EXERCISE PROMPT — Pick out each line of the records in which the word "color" appears.

INFORMATION SHOWN —
============================================================
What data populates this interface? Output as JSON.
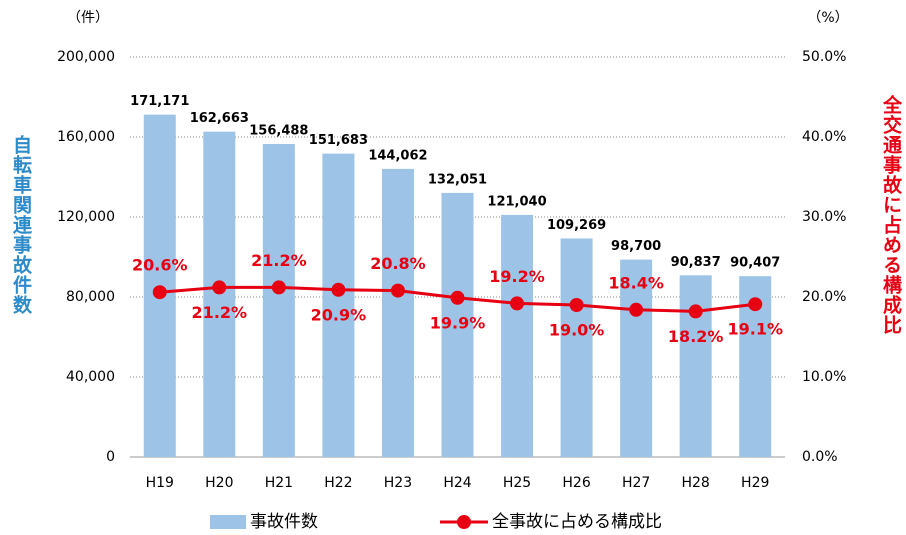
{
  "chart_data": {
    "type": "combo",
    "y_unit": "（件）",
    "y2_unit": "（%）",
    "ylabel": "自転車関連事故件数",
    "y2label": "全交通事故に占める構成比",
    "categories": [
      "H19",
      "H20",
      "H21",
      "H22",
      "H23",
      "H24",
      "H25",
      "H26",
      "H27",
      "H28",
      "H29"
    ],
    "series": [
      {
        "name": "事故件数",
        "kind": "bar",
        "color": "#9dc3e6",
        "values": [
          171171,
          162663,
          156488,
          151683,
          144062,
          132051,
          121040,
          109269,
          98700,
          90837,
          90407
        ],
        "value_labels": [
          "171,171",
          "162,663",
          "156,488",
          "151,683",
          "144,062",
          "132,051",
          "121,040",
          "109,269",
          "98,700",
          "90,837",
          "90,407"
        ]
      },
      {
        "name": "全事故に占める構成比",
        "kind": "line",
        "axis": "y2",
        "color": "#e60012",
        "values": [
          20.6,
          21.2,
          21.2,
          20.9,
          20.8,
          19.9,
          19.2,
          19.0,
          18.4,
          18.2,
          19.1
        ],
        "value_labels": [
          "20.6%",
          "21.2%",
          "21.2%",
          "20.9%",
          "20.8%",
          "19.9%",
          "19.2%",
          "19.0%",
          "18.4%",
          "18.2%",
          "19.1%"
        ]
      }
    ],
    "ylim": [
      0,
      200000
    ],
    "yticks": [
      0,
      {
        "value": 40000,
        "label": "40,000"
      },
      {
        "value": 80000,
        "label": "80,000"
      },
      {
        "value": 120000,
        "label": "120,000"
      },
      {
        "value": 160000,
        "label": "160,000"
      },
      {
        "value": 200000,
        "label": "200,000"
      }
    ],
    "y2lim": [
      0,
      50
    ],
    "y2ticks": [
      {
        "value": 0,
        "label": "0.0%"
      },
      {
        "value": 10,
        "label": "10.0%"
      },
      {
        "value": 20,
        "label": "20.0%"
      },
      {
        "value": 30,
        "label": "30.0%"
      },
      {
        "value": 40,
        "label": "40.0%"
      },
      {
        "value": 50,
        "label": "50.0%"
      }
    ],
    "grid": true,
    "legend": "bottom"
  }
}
============================================================
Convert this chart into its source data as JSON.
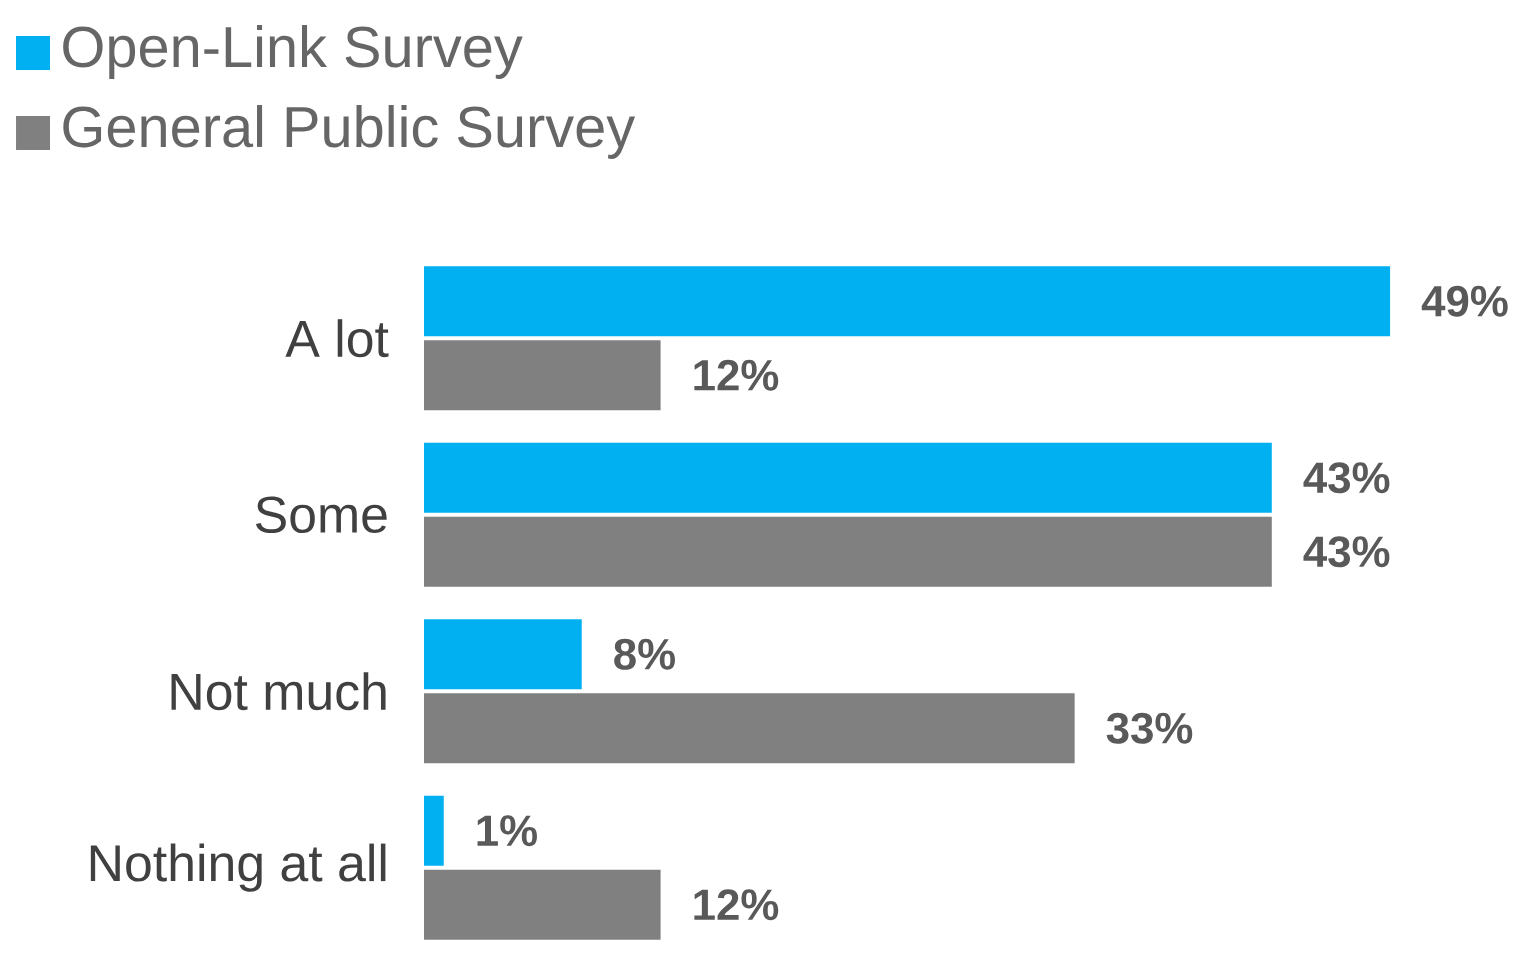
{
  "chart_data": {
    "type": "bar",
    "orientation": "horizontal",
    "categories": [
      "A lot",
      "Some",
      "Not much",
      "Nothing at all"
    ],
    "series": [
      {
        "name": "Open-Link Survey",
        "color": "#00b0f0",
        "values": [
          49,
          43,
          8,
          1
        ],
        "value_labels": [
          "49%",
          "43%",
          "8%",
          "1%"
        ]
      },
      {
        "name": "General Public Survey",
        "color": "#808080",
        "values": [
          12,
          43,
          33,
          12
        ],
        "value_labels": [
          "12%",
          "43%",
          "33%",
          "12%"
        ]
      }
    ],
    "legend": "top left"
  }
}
============================================================
EXERCISE RESPONSE —
        "color": "#9dc3e6",
        "color": "#e60012",
        "color": "#00b0f0",
        "color": "#808080",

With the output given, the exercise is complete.